▶ [Your instructions]:
Reproduce the comments below on edge hardware cost and on-site authentication word for word, in full.

▶ [Document segment]:
=-=-=

I'm just trying to understand, I see three of those machines, inside a pretty nice rack, with the switches, routers, a keyboard, I would assume some fairly high quality hard drive / RAID type of thing etc. then the blog post claims "We run our Edge infrastructure on commodity hardware that costs us, ballpark, $1000/restaurant. ". Just the intel nuc I can find on newegg alone costs $349 each, with no memory or harddrive installed, retail. I know they are likely getting amazing volume discounts but it still seems amazing that whole stack could possibly be only $1000 each.
Caleb,
I'm working on a project with a similar architecture (on-prem services). I'm curious what your auth-pattern looks like as it's something we've struggled with. Mostly the balance between being convenient and being secure. It seems like each site needs an api key to access your cloud. Do you have an auth-pattern that would prevent the key from being readily available to an attacker who got access to the machine? Or do you kinda just say if they get access to the machine, then it's game over? Also with shoddy networks it is difficult to be confident that key-rotation will happen successfully. Happy to get your thoughts. Cheers.

=-=-=

▶ [Supplied records]:
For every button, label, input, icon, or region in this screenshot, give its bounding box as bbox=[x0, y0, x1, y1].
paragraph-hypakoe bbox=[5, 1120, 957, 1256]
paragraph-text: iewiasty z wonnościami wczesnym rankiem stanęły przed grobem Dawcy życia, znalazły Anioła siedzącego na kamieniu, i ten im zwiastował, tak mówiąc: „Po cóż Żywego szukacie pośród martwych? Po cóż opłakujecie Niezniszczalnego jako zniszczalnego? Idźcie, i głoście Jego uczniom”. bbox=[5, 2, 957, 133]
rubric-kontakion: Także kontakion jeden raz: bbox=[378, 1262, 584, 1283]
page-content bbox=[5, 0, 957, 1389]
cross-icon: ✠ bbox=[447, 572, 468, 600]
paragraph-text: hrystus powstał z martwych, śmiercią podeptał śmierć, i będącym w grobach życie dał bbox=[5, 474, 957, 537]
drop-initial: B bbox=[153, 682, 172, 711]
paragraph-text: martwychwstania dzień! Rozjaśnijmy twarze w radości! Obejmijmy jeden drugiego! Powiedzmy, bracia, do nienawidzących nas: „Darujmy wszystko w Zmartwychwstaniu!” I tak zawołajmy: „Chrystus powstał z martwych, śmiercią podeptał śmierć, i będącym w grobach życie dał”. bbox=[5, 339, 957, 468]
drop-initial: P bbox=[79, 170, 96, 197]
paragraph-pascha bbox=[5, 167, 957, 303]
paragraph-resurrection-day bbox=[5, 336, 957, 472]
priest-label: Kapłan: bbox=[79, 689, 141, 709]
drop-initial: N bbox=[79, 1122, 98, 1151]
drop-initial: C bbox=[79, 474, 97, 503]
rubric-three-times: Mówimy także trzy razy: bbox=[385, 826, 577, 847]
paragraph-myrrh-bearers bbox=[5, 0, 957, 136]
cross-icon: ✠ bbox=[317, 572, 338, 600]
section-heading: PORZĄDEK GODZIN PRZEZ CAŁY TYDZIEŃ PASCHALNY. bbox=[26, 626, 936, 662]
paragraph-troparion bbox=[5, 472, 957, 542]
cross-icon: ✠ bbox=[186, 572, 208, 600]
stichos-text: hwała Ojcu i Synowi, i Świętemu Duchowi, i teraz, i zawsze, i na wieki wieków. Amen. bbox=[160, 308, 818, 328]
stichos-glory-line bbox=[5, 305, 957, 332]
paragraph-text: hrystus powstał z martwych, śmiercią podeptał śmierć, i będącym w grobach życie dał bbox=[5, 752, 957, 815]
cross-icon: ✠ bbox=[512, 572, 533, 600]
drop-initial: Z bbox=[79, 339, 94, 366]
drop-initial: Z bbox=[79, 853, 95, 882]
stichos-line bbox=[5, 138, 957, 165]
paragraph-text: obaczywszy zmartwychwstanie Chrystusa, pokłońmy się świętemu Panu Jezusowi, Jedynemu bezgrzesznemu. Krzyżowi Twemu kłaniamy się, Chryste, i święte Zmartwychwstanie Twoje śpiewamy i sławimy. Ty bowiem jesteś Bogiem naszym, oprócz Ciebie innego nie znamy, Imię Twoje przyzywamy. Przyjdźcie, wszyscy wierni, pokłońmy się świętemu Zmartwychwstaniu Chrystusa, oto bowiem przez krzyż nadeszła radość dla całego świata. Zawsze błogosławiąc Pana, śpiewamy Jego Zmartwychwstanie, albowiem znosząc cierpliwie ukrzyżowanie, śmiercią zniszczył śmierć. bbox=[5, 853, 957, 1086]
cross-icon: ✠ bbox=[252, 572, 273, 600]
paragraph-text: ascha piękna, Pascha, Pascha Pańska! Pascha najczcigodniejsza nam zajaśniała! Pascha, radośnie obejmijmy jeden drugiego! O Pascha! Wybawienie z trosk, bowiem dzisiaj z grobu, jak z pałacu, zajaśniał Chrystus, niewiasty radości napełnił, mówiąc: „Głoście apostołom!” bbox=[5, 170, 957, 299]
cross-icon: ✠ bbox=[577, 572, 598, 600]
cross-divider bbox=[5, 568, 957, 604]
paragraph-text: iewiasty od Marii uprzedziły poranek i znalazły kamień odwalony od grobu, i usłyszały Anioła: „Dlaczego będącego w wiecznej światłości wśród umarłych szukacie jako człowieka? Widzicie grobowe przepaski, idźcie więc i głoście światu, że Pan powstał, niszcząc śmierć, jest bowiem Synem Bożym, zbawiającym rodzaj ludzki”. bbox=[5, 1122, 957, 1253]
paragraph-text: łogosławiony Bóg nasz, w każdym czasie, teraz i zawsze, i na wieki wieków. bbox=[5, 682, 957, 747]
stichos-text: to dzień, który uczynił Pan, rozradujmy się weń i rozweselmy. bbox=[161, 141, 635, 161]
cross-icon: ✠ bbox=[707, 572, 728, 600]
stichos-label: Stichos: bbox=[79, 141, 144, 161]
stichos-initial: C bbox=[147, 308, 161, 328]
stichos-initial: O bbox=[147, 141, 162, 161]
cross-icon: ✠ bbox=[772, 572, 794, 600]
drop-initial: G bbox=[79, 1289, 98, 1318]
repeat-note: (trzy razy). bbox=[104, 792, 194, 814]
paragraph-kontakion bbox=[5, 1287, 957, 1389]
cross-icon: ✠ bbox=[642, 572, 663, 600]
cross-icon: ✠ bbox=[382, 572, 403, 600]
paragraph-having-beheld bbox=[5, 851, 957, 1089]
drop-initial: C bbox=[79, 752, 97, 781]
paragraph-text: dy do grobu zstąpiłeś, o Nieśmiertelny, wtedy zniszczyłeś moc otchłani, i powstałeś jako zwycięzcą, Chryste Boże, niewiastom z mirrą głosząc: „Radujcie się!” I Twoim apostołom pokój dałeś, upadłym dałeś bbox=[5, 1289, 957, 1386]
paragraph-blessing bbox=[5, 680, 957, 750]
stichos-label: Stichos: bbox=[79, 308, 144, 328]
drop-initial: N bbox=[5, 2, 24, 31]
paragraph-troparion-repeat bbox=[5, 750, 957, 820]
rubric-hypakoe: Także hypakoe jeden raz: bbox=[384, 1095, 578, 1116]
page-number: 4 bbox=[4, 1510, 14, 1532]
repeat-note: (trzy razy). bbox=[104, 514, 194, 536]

=-=-=

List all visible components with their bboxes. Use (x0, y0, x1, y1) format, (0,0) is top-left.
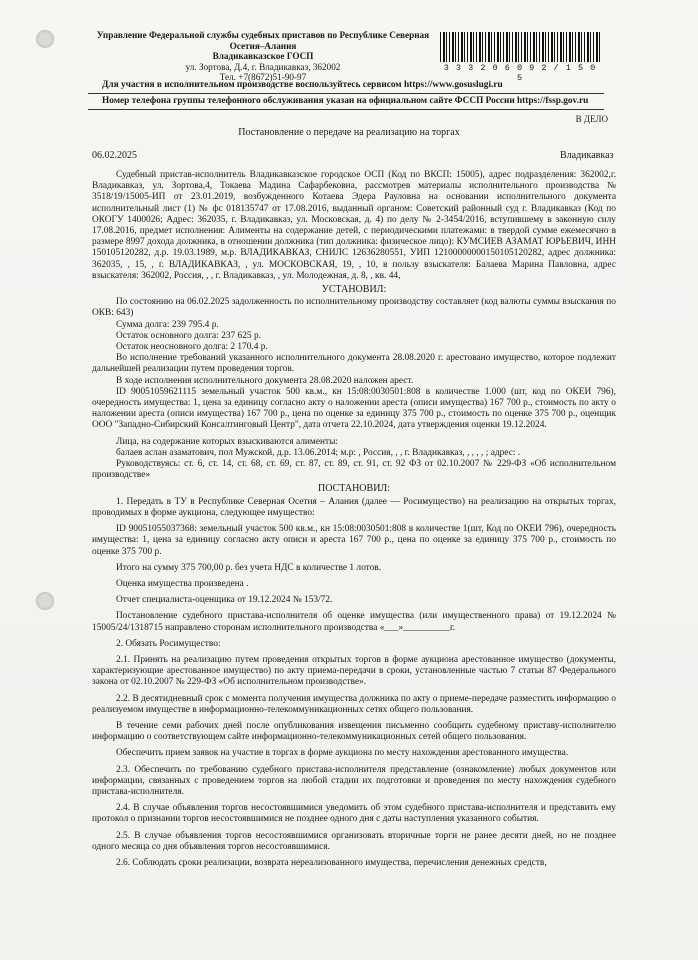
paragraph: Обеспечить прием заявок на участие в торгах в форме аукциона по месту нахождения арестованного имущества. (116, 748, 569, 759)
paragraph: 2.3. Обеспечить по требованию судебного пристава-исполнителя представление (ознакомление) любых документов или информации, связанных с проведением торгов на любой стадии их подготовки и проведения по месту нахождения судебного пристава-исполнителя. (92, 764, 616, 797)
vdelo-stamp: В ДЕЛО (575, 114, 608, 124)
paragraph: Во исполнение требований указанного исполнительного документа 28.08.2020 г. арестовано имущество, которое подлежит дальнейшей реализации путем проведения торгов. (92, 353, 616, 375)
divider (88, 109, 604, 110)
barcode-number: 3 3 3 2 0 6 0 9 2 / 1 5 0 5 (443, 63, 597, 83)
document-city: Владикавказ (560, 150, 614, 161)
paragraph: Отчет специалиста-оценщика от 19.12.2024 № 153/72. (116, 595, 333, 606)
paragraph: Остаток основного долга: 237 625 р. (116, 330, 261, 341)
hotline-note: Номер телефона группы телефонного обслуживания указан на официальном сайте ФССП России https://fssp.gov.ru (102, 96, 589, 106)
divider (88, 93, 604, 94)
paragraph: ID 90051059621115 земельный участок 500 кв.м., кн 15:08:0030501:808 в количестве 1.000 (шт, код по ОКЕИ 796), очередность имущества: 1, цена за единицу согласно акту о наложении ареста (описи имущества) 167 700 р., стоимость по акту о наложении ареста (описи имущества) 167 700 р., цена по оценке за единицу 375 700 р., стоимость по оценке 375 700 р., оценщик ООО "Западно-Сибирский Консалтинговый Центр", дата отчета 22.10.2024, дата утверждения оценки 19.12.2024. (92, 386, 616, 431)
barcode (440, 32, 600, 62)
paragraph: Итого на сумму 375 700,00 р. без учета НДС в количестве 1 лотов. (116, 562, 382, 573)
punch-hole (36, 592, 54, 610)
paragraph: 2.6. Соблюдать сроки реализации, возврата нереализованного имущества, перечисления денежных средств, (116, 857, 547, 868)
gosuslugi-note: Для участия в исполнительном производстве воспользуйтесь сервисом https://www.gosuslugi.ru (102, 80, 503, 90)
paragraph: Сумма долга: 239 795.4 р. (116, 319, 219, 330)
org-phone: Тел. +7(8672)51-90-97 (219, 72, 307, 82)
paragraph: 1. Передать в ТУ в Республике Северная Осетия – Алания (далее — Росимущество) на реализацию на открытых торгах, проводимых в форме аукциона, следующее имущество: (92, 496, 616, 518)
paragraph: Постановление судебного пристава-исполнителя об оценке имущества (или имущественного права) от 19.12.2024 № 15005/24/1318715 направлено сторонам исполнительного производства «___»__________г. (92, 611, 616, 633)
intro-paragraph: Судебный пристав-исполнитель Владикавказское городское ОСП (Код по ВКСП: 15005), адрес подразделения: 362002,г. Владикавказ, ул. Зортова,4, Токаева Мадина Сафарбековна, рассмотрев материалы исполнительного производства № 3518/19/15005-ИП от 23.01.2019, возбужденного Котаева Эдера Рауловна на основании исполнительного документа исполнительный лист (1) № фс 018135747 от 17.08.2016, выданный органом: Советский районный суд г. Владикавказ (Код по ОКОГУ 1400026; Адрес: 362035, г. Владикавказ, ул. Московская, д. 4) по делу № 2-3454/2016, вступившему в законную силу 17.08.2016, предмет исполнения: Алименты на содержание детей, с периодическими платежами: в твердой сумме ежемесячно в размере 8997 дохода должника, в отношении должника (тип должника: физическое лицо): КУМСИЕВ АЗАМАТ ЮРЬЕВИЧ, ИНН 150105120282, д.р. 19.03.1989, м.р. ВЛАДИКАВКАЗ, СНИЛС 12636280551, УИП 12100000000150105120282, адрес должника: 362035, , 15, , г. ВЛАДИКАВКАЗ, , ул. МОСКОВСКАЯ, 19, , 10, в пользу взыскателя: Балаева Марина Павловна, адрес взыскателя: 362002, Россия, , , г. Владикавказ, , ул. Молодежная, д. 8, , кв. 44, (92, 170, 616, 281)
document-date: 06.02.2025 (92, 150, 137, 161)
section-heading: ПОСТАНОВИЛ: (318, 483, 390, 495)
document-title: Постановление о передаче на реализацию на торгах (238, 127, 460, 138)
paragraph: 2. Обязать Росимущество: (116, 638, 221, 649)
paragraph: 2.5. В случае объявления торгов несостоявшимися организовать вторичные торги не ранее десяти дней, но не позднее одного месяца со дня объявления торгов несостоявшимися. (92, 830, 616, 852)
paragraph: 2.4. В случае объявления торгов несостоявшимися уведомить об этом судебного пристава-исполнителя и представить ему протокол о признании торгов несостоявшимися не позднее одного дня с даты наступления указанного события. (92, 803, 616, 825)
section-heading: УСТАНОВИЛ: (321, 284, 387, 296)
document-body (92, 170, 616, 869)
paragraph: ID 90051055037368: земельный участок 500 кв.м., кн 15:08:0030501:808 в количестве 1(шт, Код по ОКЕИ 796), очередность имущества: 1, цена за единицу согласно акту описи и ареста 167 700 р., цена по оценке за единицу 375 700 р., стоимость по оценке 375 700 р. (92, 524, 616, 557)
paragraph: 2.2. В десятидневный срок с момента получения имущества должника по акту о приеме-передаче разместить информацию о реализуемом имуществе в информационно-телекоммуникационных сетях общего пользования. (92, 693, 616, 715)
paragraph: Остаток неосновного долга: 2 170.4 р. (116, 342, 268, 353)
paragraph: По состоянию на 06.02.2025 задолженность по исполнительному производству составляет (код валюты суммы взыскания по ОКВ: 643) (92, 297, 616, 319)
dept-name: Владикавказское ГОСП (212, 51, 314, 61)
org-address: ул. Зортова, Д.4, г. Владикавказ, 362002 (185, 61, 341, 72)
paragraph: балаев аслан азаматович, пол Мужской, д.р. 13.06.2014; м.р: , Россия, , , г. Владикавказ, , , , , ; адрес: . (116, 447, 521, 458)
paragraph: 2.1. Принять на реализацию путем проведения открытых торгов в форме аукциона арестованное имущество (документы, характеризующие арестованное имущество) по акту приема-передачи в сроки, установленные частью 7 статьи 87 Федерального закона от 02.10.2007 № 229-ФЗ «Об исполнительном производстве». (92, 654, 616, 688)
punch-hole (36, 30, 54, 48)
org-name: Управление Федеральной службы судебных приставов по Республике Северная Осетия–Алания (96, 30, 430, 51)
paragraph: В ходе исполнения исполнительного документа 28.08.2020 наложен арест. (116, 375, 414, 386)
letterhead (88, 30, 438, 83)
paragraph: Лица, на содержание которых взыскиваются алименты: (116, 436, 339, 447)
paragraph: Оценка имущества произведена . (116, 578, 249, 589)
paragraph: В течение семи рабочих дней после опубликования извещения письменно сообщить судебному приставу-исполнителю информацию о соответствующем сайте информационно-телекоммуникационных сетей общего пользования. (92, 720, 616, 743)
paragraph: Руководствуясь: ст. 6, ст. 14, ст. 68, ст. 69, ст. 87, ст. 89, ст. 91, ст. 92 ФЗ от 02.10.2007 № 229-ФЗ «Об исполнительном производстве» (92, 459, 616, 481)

=-=-=

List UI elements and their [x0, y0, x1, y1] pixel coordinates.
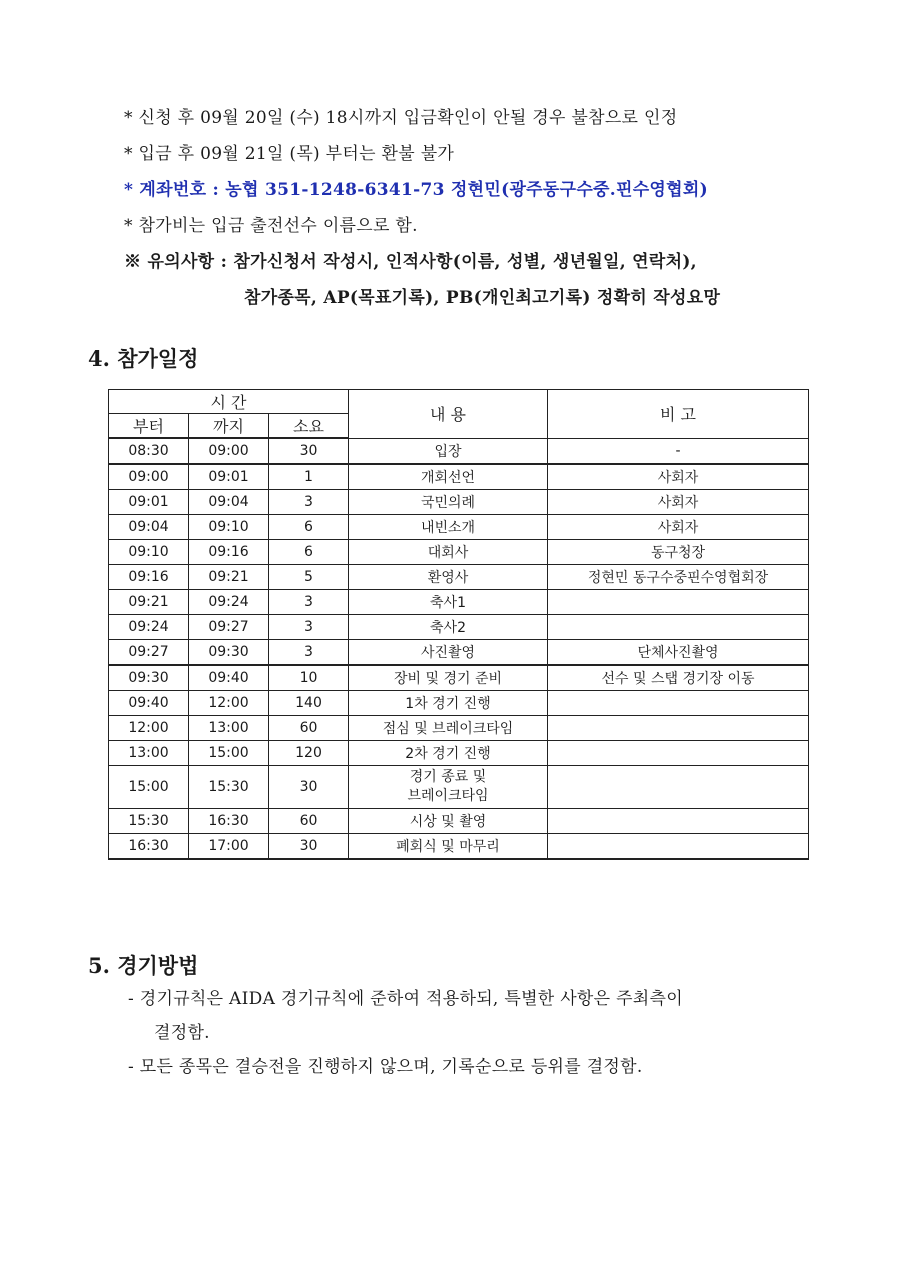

=-=-=

▶ [Answer for the task]:
I'm just trying to understand, I see three of those machines, inside a pretty nice rack, with the switches, routers, a keyboard, I would assume some fairly high quality hard drive / RAID type of thing etc. then the blog post claims "We run our Edge infrastructure on commodity hardware that costs us, ballpark, $1000/restaurant. ". Just the intel nuc I can find on newegg alone costs $349 each, with no memory or harddrive installed, retail. I know they are likely getting amazing volume discounts but it still seems amazing that whole stack could possibly be only $1000 each.
Caleb,
I'm working on a project with a similar architecture (on-prem services). I'm curious what your auth-pattern looks like as it's something we've struggled with. Mostly the balance between being convenient and being secure. It seems like each site needs an api key to access your cloud. Do you have an auth-pattern that would prevent the key from being readily available to an attacker who got access to the machine? Or do you kinda just say if they get access to the machine, then it's game over? Also with shoddy networks it is difficult to be confident that key-rotation will happen successfully. Happy to get your thoughts. Cheers.